§ WHAT YOU NEED TO DO
Here are some records; return them all exactly.

§ MATERIAL
(begin)
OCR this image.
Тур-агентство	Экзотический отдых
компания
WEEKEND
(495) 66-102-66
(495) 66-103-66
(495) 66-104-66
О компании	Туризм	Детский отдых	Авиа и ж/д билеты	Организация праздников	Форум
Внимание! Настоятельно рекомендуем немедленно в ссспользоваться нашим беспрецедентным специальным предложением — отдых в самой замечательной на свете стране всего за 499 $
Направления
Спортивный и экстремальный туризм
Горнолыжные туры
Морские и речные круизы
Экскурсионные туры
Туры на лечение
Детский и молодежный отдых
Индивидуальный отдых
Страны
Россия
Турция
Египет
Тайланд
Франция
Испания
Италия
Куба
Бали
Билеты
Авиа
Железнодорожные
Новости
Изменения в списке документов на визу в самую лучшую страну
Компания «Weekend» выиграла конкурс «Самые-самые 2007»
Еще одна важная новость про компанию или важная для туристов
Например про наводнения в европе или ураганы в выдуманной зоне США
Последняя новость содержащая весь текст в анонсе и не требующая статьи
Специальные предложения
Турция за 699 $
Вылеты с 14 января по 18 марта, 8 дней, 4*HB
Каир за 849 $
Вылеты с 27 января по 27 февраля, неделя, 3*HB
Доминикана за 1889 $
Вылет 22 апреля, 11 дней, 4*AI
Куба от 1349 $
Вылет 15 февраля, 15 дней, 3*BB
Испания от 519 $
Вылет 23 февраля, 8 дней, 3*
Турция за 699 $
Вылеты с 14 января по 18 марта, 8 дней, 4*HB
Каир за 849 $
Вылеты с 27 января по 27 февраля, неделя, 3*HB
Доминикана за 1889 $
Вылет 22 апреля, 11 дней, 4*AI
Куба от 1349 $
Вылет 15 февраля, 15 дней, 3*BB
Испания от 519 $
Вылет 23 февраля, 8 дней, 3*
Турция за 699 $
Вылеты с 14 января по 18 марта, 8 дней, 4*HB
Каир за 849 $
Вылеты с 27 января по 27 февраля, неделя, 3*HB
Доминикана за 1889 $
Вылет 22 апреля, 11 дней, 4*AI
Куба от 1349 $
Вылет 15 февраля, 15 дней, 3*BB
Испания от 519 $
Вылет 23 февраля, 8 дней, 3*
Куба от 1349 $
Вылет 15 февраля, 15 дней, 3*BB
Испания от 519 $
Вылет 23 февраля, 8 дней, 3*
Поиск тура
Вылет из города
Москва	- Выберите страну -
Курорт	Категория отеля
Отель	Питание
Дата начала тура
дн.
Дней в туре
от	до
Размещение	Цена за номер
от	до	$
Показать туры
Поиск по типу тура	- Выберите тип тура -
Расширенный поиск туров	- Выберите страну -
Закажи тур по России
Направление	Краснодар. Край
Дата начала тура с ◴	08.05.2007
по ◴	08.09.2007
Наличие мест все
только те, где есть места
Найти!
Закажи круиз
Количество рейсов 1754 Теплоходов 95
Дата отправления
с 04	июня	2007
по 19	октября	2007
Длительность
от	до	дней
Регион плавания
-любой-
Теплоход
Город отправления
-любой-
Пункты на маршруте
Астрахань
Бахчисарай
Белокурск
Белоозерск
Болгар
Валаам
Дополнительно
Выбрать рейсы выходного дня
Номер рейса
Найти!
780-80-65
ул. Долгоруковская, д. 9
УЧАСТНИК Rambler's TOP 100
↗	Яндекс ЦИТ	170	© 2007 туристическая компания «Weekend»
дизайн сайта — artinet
(end)
§ FINISHED EXERCISE
OCR this image.
Тур-агентство	Экзотический отдых
компания
WEEKEND
(495) 66-102-66
(495) 66-103-66
(495) 66-104-66
О компании	Туризм	Детский отдых	Авиа и ж/д билеты	Организация праздников	Форум
Внимание! Настоятельно рекомендуем немедленно в ссспользоваться нашим беспрецедентным специальным предложением — отдых в самой замечательной на свете стране всего за 499 $
Направления
Спортивный и экстремальный туризм
Горнолыжные туры
Морские и речные круизы
Экскурсионные туры
Туры на лечение
Детский и молодежный отдых
Индивидуальный отдых
Страны
Россия
Турция
Египет
Тайланд
Франция
Испания
Италия
Куба
Бали
Билеты
Авиа
Железнодорожные
Новости
Изменения в списке документов на визу в самую лучшую страну
Компания «Weekend» выиграла конкурс «Самые-самые 2007»
Еще одна важная новость про компанию или важная для туристов
Например про наводнения в европе или ураганы в выдуманной зоне США
Последняя новость содержащая весь текст в анонсе и не требующая статьи
Специальные предложения
Турция за 699 $
Вылеты с 14 января по 18 марта, 8 дней, 4*HB
Каир за 849 $
Вылеты с 27 января по 27 февраля, неделя, 3*HB
Доминикана за 1889 $
Вылет 22 апреля, 11 дней, 4*AI
Куба от 1349 $
Вылет 15 февраля, 15 дней, 3*BB
Испания от 519 $
Вылет 23 февраля, 8 дней, 3*
Турция за 699 $
Вылеты с 14 января по 18 марта, 8 дней, 4*HB
Каир за 849 $
Вылеты с 27 января по 27 февраля, неделя, 3*HB
Доминикана за 1889 $
Вылет 22 апреля, 11 дней, 4*AI
Куба от 1349 $
Вылет 15 февраля, 15 дней, 3*BB
Испания от 519 $
Вылет 23 февраля, 8 дней, 3*
Турция за 699 $
Вылеты с 14 января по 18 марта, 8 дней, 4*HB
Каир за 849 $
Вылеты с 27 января по 27 февраля, неделя, 3*HB
Доминикана за 1889 $
Вылет 22 апреля, 11 дней, 4*AI
Куба от 1349 $
Вылет 15 февраля, 15 дней, 3*BB
Испания от 519 $
Вылет 23 февраля, 8 дней, 3*
Куба от 1349 $
Вылет 15 февраля, 15 дней, 3*BB
Испания от 519 $
Вылет 23 февраля, 8 дней, 3*
Поиск тура
Вылет из города
Москва	- Выберите страну -
Курорт	Категория отеля
Отель	Питание
Дата начала тура
дн.
Дней в туре
от	до
Размещение	Цена за номер
от	до	$
Показать туры
Поиск по типу тура	- Выберите тип тура -
Расширенный поиск туров	- Выберите страну -
Закажи тур по России
Направление	Краснодар. Край
Дата начала тура с ◴	08.05.2007
по ◴	08.09.2007
Наличие мест все
только те, где есть места
Найти!
Закажи круиз
Количество рейсов 1754 Теплоходов 95
Дата отправления
с 04	июня	2007
по 19	октября	2007
Длительность
от	до	дней
Регион плавания
-любой-
Теплоход
Город отправления
-любой-
Пункты на маршруте
Астрахань
Бахчисарай
Белокурск
Белоозерск
Болгар
Валаам
Дополнительно
Выбрать рейсы выходного дня
Номер рейса
Найти!
780-80-65
ул. Долгоруковская, д. 9
УЧАСТНИК Rambler's TOP 100
↗	Яндекс ЦИТ	170	© 2007 туристическая компания «Weekend»
дизайн сайта — artinet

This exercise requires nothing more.